_Supplied data_:
+ + + +
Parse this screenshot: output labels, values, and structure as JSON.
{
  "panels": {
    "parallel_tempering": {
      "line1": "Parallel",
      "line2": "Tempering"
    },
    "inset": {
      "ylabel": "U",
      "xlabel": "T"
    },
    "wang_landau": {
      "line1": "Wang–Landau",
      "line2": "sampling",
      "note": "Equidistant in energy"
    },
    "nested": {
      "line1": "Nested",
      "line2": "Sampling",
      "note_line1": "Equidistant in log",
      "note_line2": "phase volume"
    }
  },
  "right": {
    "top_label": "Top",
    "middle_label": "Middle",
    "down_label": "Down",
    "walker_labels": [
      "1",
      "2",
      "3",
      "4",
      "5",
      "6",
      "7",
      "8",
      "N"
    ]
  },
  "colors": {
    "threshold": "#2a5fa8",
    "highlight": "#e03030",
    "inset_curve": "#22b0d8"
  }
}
+ + + +
_Set problem_: Write down every line of the data exactly as it appears above.

_Solution to this problem_:
Parse this screenshot: output labels, values, and structure as JSON.
{
  "panels": {
    "parallel_tempering": {
      "line1": "Parallel",
      "line2": "Tempering"
    },
    "inset": {
      "ylabel": "U",
      "xlabel": "T"
    },
    "wang_landau": {
      "line1": "Wang–Landau",
      "line2": "sampling",
      "note": "Equidistant in energy"
    },
    "nested": {
      "line1": "Nested",
      "line2": "Sampling",
      "note_line1": "Equidistant in log",
      "note_line2": "phase volume"
    }
  },
  "right": {
    "top_label": "Top",
    "middle_label": "Middle",
    "down_label": "Down",
    "walker_labels": [
      "1",
      "2",
      "3",
      "4",
      "5",
      "6",
      "7",
      "8",
      "N"
    ]
  },
  "colors": {
    "threshold": "#2a5fa8",
    "highlight": "#e03030",
    "inset_curve": "#22b0d8"
  }
}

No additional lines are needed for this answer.